Working data

◆ ◆ ◆ ◆

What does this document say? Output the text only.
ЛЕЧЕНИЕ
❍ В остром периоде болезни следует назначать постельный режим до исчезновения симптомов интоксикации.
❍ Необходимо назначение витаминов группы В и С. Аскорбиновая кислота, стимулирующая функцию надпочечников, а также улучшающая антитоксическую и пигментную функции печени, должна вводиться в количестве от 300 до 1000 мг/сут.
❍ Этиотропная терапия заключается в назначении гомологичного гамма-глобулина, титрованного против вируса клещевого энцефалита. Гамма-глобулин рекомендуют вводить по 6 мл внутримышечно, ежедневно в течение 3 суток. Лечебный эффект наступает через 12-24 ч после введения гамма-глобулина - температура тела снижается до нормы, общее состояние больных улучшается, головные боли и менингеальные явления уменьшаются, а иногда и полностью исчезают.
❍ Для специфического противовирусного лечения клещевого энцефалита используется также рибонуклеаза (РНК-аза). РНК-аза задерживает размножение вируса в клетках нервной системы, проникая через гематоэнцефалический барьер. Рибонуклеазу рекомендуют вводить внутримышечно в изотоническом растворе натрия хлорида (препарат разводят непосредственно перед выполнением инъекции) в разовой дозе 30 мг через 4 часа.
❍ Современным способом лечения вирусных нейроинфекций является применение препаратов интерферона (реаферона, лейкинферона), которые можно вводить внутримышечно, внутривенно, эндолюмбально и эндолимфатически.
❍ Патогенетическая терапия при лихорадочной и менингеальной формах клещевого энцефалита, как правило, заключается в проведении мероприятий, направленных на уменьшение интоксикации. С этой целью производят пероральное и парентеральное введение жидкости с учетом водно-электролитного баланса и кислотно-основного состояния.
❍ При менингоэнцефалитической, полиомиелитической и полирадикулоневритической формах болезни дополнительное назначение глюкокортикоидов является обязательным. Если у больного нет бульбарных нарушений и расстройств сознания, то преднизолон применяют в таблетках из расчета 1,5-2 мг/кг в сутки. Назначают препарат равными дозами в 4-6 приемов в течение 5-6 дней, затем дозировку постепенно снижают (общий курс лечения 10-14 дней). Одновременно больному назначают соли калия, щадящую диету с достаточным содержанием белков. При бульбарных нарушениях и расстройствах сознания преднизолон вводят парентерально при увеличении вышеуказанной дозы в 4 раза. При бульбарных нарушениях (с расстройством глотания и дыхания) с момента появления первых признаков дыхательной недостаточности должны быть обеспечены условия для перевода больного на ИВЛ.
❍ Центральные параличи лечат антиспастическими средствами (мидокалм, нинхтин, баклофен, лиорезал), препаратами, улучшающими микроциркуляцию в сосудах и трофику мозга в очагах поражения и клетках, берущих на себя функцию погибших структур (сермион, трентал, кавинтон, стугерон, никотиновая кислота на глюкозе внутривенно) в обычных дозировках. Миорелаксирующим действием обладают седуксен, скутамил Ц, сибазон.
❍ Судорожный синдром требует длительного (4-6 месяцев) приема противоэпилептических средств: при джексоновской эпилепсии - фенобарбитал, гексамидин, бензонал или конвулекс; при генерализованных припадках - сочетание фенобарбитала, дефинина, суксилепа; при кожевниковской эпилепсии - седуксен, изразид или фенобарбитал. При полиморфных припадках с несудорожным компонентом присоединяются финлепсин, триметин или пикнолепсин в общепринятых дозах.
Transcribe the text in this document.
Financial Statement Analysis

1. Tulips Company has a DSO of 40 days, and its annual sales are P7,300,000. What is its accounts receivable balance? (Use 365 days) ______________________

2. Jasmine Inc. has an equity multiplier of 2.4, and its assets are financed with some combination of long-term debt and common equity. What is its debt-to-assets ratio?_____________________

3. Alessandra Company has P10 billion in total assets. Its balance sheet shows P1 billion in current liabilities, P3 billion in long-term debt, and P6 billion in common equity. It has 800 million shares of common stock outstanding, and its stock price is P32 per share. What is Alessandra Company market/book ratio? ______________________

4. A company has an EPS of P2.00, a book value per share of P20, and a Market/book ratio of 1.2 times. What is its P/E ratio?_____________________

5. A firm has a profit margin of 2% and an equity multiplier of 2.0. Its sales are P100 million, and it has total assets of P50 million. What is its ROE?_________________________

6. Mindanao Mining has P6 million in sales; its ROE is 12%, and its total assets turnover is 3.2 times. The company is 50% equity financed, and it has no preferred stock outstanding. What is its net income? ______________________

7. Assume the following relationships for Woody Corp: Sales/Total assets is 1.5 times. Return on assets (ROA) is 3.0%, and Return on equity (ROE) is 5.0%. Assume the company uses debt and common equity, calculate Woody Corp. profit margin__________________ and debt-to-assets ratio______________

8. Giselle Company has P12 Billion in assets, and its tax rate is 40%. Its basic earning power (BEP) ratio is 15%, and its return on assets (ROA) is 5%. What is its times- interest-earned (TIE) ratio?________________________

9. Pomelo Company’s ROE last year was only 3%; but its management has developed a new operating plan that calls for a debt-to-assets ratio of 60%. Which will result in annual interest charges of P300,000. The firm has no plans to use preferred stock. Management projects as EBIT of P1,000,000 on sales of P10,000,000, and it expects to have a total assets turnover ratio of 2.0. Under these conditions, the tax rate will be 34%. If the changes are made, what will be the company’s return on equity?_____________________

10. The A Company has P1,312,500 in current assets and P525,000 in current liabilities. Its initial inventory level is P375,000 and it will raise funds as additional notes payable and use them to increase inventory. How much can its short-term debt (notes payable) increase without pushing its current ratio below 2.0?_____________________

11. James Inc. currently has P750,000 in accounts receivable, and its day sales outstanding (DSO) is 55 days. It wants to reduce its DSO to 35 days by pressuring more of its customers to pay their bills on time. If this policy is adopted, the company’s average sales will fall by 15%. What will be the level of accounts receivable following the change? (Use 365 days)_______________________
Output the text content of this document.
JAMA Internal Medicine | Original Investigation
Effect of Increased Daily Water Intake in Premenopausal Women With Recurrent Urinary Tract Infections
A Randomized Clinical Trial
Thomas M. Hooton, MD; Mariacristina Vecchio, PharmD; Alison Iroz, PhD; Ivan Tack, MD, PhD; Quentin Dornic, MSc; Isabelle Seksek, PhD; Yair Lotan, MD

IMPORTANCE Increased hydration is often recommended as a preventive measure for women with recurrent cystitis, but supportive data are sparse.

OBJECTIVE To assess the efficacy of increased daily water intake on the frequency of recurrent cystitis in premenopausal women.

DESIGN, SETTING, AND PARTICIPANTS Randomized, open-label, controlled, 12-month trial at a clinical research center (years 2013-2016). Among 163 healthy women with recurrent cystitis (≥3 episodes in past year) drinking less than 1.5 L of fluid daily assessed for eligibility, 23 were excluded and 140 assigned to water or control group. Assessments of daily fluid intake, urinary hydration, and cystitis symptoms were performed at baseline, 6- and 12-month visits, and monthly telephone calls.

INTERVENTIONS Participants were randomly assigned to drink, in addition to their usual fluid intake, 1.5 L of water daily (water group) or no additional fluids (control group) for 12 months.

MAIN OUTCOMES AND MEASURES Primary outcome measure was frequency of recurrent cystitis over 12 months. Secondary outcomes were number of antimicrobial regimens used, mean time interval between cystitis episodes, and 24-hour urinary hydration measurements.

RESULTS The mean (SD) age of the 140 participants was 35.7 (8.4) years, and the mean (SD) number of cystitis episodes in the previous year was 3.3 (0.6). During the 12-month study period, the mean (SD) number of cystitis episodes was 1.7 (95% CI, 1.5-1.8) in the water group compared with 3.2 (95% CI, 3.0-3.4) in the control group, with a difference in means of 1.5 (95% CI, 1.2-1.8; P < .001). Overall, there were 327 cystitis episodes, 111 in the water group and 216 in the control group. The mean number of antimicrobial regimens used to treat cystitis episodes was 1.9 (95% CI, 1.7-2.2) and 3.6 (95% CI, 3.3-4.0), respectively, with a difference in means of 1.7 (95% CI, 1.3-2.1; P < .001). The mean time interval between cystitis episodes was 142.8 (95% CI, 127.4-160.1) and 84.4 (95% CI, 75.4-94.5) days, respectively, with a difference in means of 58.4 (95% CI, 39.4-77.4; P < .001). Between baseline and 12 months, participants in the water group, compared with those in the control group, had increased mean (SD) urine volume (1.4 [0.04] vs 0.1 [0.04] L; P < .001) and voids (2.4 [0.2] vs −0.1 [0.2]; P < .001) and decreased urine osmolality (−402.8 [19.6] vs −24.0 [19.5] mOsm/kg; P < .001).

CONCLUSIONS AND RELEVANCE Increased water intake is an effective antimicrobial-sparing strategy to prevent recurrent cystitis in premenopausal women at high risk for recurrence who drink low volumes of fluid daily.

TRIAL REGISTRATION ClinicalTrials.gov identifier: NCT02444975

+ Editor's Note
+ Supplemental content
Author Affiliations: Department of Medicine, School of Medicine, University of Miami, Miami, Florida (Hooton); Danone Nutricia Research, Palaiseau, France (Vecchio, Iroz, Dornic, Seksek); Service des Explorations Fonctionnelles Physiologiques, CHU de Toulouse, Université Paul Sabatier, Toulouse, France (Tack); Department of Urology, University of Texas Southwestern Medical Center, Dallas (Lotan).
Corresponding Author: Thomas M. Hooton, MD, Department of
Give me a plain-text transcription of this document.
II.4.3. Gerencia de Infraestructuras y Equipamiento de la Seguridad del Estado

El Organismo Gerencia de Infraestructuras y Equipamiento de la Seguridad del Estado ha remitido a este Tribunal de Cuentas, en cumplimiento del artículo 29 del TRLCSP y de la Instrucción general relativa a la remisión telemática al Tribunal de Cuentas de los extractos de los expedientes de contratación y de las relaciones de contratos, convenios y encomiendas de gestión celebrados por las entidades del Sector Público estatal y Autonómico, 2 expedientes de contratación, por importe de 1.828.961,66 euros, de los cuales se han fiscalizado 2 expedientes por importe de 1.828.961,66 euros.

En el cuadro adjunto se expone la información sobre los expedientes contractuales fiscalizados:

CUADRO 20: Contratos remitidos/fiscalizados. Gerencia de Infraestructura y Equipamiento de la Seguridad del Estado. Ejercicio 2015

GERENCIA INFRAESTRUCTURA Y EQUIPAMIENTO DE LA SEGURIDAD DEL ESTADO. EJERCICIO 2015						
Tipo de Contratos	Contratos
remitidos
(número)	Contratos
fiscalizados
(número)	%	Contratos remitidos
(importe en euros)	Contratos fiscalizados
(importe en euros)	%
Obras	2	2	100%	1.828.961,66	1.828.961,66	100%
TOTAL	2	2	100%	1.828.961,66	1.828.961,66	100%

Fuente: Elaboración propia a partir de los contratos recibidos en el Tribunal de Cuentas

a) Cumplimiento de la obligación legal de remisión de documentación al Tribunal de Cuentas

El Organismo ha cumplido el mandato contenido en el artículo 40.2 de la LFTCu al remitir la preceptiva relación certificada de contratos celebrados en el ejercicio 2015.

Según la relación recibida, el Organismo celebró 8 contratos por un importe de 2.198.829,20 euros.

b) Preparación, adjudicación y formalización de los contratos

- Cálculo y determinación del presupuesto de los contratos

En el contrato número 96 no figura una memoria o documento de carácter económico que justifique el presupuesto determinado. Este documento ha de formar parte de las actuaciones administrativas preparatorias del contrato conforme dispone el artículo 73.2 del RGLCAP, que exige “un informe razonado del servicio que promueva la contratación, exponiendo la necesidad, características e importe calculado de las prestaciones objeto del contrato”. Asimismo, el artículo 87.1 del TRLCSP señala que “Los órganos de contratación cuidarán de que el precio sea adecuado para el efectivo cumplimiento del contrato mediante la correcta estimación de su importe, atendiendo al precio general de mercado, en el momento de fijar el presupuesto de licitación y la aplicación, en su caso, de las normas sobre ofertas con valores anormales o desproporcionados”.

◆ ◆ ◆ ◆

Do this
Pull out each line of the entries that contains "their".

Response for this exercise
11. James Inc. currently has P750,000 in accounts receivable, and its day sales outstanding (DSO) is 55 days. It wants to reduce its DSO to 35 days by pressuring more of its customers to pay their bills on time. If this policy is adopted, the company’s average sales will fall by 15%. What will be the level of accounts receivable following the change? (Use 365 days)_______________________
INTERVENTIONS Participants were randomly assigned to drink, in addition to their usual fluid intake, 1.5 L of water daily (water group) or no additional fluids (control group) for 12 months.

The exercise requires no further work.